Data entries:
-- start --
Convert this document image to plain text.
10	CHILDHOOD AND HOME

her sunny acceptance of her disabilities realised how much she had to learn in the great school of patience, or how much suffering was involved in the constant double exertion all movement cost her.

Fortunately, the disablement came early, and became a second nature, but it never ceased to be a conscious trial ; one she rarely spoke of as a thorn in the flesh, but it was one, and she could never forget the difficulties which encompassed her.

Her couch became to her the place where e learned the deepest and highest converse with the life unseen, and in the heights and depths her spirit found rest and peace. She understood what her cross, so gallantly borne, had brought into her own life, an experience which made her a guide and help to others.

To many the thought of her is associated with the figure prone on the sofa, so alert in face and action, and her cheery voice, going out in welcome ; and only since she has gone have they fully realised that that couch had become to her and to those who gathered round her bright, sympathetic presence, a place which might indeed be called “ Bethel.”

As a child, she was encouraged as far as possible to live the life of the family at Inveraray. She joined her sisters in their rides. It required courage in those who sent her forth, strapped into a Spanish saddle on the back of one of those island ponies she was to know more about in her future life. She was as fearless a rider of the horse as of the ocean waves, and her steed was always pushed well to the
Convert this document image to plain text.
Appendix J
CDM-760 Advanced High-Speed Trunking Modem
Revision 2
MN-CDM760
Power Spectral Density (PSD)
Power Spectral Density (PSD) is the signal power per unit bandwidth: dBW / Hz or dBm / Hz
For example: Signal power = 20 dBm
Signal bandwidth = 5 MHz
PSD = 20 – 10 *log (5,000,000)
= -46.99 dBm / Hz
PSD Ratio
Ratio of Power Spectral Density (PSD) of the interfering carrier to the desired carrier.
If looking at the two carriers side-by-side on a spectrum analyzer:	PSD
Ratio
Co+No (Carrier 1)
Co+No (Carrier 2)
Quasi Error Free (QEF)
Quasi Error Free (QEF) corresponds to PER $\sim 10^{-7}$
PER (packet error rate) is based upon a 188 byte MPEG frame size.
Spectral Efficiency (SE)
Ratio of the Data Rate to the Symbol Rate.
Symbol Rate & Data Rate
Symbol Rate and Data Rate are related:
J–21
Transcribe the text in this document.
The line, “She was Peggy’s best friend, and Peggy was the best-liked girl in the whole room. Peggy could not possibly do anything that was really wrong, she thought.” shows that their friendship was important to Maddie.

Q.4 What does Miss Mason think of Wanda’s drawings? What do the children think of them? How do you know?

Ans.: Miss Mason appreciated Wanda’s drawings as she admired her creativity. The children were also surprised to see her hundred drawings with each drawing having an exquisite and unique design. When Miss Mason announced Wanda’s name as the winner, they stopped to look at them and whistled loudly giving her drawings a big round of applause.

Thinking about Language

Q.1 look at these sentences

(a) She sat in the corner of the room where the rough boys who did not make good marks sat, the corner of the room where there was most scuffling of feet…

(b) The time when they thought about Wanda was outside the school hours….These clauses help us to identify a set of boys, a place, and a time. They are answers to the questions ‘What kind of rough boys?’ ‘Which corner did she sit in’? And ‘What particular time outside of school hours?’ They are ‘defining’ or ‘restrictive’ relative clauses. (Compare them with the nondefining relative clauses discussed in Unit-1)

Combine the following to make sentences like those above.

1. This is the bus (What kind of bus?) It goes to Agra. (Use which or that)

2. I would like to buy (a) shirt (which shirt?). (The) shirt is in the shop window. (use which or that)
-- end --
§ **Requirements**: Repeat all entries. Match them exactly.

§ **Output below**:
Convert this document image to plain text.
10	CHILDHOOD AND HOME

her sunny acceptance of her disabilities realised how much she had to learn in the great school of patience, or how much suffering was involved in the constant double exertion all movement cost her.

Fortunately, the disablement came early, and became a second nature, but it never ceased to be a conscious trial ; one she rarely spoke of as a thorn in the flesh, but it was one, and she could never forget the difficulties which encompassed her.

Her couch became to her the place where e learned the deepest and highest converse with the life unseen, and in the heights and depths her spirit found rest and peace. She understood what her cross, so gallantly borne, had brought into her own life, an experience which made her a guide and help to others.

To many the thought of her is associated with the figure prone on the sofa, so alert in face and action, and her cheery voice, going out in welcome ; and only since she has gone have they fully realised that that couch had become to her and to those who gathered round her bright, sympathetic presence, a place which might indeed be called “ Bethel.”

As a child, she was encouraged as far as possible to live the life of the family at Inveraray. She joined her sisters in their rides. It required courage in those who sent her forth, strapped into a Spanish saddle on the back of one of those island ponies she was to know more about in her future life. She was as fearless a rider of the horse as of the ocean waves, and her steed was always pushed well to the
Convert this document image to plain text.
Appendix J
CDM-760 Advanced High-Speed Trunking Modem
Revision 2
MN-CDM760
Power Spectral Density (PSD)
Power Spectral Density (PSD) is the signal power per unit bandwidth: dBW / Hz or dBm / Hz
For example: Signal power = 20 dBm
Signal bandwidth = 5 MHz
PSD = 20 – 10 *log (5,000,000)
= -46.99 dBm / Hz
PSD Ratio
Ratio of Power Spectral Density (PSD) of the interfering carrier to the desired carrier.
If looking at the two carriers side-by-side on a spectrum analyzer:	PSD
Ratio
Co+No (Carrier 1)
Co+No (Carrier 2)
Quasi Error Free (QEF)
Quasi Error Free (QEF) corresponds to PER $\sim 10^{-7}$
PER (packet error rate) is based upon a 188 byte MPEG frame size.
Spectral Efficiency (SE)
Ratio of the Data Rate to the Symbol Rate.
Symbol Rate & Data Rate
Symbol Rate and Data Rate are related:
J–21
Transcribe the text in this document.
The line, “She was Peggy’s best friend, and Peggy was the best-liked girl in the whole room. Peggy could not possibly do anything that was really wrong, she thought.” shows that their friendship was important to Maddie.

Q.4 What does Miss Mason think of Wanda’s drawings? What do the children think of them? How do you know?

Ans.: Miss Mason appreciated Wanda’s drawings as she admired her creativity. The children were also surprised to see her hundred drawings with each drawing having an exquisite and unique design. When Miss Mason announced Wanda’s name as the winner, they stopped to look at them and whistled loudly giving her drawings a big round of applause.

Thinking about Language

Q.1 look at these sentences

(a) She sat in the corner of the room where the rough boys who did not make good marks sat, the corner of the room where there was most scuffling of feet…

(b) The time when they thought about Wanda was outside the school hours….These clauses help us to identify a set of boys, a place, and a time. They are answers to the questions ‘What kind of rough boys?’ ‘Which corner did she sit in’? And ‘What particular time outside of school hours?’ They are ‘defining’ or ‘restrictive’ relative clauses. (Compare them with the nondefining relative clauses discussed in Unit-1)

Combine the following to make sentences like those above.

1. This is the bus (What kind of bus?) It goes to Agra. (Use which or that)

2. I would like to buy (a) shirt (which shirt?). (The) shirt is in the shop window. (use which or that)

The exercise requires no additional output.